- [Set problem]:
Wherever the word "ylabel" appears in a line, extract that line.

- [Dataset rows about figures]:

----

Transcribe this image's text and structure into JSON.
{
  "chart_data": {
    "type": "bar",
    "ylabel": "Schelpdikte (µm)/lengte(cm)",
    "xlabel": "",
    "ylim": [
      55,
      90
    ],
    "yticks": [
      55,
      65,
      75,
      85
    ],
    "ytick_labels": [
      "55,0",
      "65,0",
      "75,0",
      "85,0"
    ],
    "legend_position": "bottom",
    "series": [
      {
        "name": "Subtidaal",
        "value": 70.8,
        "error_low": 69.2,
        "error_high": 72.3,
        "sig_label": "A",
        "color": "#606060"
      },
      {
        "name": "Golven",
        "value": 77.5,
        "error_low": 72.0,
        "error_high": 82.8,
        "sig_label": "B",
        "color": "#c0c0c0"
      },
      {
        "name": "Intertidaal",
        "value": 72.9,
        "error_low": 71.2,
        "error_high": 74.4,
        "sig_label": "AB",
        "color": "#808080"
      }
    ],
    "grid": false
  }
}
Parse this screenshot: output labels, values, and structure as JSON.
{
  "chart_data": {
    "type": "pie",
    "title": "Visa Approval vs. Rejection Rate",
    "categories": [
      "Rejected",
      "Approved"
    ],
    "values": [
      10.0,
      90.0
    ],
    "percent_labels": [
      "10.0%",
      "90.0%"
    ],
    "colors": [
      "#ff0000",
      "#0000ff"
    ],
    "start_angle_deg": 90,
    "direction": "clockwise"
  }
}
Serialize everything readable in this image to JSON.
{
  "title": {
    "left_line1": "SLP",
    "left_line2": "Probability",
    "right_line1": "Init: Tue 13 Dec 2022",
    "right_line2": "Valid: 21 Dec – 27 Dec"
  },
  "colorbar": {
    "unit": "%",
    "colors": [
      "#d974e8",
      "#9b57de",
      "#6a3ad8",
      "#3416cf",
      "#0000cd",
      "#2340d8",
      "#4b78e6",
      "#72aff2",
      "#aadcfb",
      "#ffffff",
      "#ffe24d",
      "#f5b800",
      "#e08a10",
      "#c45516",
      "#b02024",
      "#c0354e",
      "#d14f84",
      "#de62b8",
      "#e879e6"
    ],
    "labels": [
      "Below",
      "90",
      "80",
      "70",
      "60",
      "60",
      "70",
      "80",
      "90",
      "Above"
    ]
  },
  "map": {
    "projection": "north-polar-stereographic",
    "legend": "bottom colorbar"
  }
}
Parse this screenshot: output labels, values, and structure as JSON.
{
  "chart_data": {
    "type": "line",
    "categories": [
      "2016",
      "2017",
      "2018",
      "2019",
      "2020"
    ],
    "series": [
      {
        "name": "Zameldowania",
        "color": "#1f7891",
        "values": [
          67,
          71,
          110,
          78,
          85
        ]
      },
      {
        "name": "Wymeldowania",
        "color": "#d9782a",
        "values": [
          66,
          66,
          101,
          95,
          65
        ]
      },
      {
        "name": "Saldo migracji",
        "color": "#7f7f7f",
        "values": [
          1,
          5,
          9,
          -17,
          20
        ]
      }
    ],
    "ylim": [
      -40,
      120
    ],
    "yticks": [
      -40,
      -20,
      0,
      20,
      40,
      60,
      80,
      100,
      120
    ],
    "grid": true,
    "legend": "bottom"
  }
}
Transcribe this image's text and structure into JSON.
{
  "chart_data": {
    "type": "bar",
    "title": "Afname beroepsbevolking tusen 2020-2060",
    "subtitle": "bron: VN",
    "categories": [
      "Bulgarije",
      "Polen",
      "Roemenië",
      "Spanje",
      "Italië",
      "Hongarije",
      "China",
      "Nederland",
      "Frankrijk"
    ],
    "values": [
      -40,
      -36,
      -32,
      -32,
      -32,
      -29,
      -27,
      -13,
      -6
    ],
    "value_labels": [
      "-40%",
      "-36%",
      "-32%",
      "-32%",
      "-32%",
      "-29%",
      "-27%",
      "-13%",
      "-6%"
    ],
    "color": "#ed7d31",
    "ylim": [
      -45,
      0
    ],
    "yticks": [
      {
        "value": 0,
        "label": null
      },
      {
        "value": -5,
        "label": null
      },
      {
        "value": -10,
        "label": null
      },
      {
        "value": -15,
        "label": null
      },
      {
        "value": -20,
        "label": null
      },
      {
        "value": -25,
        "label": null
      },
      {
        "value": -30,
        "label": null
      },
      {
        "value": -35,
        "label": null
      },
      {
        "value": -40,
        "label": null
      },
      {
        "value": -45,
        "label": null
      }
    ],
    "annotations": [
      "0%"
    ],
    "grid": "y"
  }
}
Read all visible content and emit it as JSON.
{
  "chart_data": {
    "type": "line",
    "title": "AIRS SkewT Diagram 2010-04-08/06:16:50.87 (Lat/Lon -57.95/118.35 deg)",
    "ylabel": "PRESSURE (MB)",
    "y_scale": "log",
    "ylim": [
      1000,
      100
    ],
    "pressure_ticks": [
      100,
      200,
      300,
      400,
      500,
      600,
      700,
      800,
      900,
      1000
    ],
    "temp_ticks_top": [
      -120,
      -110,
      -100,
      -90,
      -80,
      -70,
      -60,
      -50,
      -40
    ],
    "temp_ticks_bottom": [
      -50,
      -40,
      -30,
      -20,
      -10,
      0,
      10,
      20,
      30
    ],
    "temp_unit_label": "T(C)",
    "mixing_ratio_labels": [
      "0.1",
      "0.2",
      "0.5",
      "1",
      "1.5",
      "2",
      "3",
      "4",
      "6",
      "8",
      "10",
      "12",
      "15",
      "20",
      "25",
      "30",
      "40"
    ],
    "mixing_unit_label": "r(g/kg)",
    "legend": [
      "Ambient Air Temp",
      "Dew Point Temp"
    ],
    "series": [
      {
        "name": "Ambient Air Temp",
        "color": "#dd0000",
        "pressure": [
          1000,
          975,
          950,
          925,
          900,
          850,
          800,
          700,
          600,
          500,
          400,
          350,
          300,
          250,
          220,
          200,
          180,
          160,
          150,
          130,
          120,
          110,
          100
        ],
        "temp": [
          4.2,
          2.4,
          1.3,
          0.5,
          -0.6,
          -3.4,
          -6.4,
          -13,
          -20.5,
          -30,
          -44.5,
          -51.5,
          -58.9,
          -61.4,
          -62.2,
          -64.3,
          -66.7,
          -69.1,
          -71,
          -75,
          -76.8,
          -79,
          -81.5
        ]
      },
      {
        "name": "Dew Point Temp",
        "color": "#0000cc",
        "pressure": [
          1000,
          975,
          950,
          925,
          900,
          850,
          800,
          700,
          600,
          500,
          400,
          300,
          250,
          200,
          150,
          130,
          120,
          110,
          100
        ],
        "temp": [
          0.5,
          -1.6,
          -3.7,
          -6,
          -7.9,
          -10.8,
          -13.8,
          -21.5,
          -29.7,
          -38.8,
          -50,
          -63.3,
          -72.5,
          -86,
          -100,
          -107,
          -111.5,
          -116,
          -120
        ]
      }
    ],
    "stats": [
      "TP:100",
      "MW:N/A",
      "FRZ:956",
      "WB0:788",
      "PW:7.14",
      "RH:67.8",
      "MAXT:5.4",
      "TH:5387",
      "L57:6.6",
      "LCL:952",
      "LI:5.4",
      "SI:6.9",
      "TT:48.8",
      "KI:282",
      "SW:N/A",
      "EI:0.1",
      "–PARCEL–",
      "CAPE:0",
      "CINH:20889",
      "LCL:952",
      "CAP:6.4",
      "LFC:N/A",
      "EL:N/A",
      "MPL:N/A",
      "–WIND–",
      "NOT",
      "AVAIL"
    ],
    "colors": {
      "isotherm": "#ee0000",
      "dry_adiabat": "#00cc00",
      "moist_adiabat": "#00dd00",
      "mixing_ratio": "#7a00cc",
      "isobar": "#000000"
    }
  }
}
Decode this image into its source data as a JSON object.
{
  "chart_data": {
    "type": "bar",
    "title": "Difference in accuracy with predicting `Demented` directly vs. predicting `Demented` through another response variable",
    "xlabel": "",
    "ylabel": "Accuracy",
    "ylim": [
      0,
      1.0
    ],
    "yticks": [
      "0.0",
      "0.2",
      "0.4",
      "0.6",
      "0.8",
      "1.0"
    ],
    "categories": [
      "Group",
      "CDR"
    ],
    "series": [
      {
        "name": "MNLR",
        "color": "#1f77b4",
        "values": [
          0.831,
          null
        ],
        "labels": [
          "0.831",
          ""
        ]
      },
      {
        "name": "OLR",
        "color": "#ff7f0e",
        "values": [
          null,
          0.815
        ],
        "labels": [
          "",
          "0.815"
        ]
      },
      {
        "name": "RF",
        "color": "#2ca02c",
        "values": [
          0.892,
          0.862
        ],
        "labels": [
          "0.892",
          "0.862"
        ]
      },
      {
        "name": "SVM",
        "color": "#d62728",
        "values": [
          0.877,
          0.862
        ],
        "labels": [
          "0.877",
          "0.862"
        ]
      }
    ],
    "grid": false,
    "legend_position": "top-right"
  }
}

----

- [Finished task]:
    "ylabel": "Schelpdikte (µm)/lengte(cm)",
    "ylabel": "PRESSURE (MB)",
    "ylabel": "Accuracy",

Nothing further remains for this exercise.